• _Task description_
Considering every line below, count those with the word "veces" and give only the result.

• _Records supplied_

☆ ☆ ☆ ☆ ☆ ☆ ☆

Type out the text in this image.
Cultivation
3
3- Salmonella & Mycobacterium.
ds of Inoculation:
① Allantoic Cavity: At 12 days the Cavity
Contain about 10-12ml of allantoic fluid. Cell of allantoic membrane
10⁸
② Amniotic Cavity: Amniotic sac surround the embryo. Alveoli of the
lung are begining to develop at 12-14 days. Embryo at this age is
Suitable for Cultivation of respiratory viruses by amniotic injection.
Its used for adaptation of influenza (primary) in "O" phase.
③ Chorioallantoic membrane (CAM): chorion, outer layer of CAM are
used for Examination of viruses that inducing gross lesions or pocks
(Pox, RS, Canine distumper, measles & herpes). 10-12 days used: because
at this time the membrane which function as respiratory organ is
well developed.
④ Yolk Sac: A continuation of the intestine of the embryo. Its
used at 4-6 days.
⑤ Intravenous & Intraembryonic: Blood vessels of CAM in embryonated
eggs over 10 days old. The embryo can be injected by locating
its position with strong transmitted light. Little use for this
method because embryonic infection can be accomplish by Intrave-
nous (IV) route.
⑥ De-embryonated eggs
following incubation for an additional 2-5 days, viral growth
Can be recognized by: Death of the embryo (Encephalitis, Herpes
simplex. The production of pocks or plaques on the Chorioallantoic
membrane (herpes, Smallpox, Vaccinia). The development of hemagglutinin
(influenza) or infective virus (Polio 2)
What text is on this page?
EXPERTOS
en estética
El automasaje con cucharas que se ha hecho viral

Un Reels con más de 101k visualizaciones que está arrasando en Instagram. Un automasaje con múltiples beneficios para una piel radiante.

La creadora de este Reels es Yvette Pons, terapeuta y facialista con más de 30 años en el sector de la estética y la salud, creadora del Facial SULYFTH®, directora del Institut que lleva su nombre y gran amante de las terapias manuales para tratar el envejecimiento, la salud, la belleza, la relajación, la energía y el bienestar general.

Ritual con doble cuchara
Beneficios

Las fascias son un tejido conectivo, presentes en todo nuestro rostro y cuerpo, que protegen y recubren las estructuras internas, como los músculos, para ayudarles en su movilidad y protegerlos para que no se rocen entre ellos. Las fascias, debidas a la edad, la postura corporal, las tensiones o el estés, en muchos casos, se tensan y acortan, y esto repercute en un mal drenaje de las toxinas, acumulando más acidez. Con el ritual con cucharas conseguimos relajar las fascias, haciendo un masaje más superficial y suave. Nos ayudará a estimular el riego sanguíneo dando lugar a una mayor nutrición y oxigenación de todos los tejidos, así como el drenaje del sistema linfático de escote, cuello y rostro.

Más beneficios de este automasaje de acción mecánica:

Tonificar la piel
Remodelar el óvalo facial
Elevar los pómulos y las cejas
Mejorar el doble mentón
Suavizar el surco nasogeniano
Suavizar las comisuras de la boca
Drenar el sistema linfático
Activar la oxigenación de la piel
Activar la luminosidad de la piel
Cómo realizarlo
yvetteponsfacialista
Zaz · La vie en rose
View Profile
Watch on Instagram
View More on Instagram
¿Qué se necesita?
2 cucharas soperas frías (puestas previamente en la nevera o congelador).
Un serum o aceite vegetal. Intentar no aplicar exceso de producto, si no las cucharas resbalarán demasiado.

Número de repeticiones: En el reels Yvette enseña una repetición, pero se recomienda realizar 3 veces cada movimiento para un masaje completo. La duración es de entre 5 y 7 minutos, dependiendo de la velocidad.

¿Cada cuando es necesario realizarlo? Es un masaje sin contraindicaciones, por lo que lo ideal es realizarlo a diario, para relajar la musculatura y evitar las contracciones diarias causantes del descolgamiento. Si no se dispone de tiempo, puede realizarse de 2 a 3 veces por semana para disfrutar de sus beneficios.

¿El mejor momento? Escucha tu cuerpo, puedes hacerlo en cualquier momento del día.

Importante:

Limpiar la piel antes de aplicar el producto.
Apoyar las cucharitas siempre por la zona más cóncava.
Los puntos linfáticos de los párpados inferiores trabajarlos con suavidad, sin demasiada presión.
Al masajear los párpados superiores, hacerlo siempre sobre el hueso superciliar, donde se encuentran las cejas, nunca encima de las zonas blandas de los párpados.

☆ ☆ ☆ ☆ ☆ ☆ ☆

• _Exercise result_
2